__Listing__
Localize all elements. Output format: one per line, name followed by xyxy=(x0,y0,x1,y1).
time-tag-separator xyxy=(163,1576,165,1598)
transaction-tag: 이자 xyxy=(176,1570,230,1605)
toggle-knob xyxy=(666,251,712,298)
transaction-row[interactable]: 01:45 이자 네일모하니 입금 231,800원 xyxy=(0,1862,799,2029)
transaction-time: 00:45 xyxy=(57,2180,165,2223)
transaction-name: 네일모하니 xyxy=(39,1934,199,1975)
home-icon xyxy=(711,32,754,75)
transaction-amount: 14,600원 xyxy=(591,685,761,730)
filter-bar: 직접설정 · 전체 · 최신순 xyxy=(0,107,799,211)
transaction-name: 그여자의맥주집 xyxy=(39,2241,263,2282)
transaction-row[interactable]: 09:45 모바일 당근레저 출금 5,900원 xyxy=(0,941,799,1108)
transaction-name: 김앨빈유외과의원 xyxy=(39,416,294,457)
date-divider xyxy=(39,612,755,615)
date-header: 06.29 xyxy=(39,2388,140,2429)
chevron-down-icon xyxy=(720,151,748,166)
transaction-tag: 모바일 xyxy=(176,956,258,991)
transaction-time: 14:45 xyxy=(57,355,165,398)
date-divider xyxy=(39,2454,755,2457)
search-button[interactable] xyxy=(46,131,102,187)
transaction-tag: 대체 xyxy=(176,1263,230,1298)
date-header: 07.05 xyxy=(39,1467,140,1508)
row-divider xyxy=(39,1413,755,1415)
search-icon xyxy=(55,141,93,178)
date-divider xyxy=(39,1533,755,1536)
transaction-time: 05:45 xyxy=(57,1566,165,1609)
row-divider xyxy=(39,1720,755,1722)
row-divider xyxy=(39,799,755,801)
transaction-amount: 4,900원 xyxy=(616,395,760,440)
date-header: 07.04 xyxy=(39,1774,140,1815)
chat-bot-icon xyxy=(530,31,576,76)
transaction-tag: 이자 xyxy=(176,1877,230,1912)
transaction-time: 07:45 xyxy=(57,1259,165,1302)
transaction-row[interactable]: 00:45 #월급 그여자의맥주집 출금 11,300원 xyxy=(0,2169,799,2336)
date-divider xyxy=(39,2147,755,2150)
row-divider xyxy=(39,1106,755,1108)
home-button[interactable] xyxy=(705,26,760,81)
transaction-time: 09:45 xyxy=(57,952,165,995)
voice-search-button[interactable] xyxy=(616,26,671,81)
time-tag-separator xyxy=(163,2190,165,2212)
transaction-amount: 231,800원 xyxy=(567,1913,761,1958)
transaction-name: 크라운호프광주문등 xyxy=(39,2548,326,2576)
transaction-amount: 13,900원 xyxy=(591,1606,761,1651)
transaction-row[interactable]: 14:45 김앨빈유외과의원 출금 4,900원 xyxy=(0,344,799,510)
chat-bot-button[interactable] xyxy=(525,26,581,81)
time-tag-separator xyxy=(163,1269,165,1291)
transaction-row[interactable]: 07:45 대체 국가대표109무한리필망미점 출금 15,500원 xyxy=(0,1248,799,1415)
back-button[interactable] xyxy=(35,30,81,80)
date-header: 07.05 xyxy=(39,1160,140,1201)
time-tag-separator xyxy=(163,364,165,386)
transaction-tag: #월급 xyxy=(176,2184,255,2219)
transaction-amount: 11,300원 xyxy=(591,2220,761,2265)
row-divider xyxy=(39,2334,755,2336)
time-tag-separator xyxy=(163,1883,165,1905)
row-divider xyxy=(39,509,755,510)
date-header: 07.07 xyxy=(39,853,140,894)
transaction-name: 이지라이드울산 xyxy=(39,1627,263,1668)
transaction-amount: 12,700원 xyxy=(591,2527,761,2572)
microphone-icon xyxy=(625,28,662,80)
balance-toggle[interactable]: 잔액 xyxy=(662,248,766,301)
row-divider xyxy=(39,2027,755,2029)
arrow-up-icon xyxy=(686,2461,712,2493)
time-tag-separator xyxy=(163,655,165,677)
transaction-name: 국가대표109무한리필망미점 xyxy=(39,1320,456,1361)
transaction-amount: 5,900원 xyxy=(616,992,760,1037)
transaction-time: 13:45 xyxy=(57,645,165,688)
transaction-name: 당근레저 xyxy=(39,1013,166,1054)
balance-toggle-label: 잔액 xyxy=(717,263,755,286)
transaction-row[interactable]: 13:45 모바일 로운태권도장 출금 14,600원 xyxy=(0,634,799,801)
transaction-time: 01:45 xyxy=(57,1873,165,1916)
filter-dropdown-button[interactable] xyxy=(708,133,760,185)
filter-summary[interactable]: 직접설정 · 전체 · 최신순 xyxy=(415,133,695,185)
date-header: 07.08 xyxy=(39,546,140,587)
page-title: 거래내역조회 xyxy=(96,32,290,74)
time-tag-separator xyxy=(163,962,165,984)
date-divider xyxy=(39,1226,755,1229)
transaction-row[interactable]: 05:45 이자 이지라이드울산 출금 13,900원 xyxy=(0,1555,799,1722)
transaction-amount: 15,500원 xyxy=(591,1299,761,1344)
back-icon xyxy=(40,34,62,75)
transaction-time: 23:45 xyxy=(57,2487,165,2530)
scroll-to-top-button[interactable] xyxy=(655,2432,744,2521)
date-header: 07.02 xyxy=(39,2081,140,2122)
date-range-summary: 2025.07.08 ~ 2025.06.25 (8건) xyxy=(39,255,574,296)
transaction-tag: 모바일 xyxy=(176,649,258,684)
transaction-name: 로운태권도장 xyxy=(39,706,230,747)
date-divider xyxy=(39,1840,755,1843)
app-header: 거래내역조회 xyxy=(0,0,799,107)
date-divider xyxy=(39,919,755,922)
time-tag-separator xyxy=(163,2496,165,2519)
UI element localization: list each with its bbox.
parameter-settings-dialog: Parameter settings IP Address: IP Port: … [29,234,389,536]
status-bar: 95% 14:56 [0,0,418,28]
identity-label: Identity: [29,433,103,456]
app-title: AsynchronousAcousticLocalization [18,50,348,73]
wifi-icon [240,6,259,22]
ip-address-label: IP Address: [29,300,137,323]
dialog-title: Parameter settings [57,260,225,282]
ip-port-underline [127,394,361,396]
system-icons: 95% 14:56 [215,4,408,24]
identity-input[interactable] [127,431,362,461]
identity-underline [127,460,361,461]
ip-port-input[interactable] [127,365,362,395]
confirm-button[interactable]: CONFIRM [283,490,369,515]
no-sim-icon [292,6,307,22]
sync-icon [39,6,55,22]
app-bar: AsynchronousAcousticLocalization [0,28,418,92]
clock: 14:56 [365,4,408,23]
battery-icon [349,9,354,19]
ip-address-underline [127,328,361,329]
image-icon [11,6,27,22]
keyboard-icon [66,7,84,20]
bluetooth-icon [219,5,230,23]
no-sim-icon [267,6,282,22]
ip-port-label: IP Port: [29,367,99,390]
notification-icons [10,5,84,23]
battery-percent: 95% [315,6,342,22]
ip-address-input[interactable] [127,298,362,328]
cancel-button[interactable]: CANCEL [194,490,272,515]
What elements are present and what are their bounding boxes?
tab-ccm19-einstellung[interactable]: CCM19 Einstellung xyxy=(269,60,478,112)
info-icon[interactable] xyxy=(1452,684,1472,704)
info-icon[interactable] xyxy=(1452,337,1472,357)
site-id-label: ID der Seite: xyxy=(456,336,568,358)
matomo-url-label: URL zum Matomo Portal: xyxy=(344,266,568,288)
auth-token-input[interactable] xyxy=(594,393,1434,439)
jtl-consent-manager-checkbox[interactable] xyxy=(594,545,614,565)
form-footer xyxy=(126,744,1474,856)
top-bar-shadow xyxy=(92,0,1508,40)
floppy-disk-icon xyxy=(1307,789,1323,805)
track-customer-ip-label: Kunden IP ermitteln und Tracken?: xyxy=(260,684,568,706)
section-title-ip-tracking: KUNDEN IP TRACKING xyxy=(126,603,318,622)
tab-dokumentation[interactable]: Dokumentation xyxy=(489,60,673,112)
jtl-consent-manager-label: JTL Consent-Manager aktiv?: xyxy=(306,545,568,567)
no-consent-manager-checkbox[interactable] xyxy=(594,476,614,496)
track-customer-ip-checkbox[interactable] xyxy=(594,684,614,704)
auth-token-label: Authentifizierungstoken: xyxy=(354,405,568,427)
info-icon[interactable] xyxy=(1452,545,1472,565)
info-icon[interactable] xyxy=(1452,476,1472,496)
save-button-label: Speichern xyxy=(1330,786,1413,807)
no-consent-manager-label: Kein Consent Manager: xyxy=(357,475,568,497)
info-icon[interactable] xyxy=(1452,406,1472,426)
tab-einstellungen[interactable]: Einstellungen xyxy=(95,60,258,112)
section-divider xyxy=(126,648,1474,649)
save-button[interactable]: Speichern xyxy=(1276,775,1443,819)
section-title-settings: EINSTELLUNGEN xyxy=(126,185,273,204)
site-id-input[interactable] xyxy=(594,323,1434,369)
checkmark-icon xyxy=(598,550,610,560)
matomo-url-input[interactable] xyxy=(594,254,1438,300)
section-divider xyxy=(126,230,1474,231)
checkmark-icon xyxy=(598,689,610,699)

__Aim of the task__
Output the data from its first line through the line containing "transaction-name: 그여자의맥주집 xyxy=(39,2241,263,2282)", both included, as a JSON list of strings with one string per line and blank lines left out.

__Correct result__
[
  "Localize all elements. Output format: one per line, name followed by xyxy=(x0,y0,x1,y1).",
  "time-tag-separator xyxy=(163,1576,165,1598)",
  "transaction-tag: 이자 xyxy=(176,1570,230,1605)",
  "toggle-knob xyxy=(666,251,712,298)",
  "transaction-row[interactable]: 01:45 이자 네일모하니 입금 231,800원 xyxy=(0,1862,799,2029)",
  "transaction-time: 00:45 xyxy=(57,2180,165,2223)",
  "transaction-name: 네일모하니 xyxy=(39,1934,199,1975)",
  "home-icon xyxy=(711,32,754,75)",
  "transaction-amount: 14,600원 xyxy=(591,685,761,730)",
  "filter-bar: 직접설정 · 전체 · 최신순 xyxy=(0,107,799,211)",
  "transaction-name: 그여자의맥주집 xyxy=(39,2241,263,2282)"
]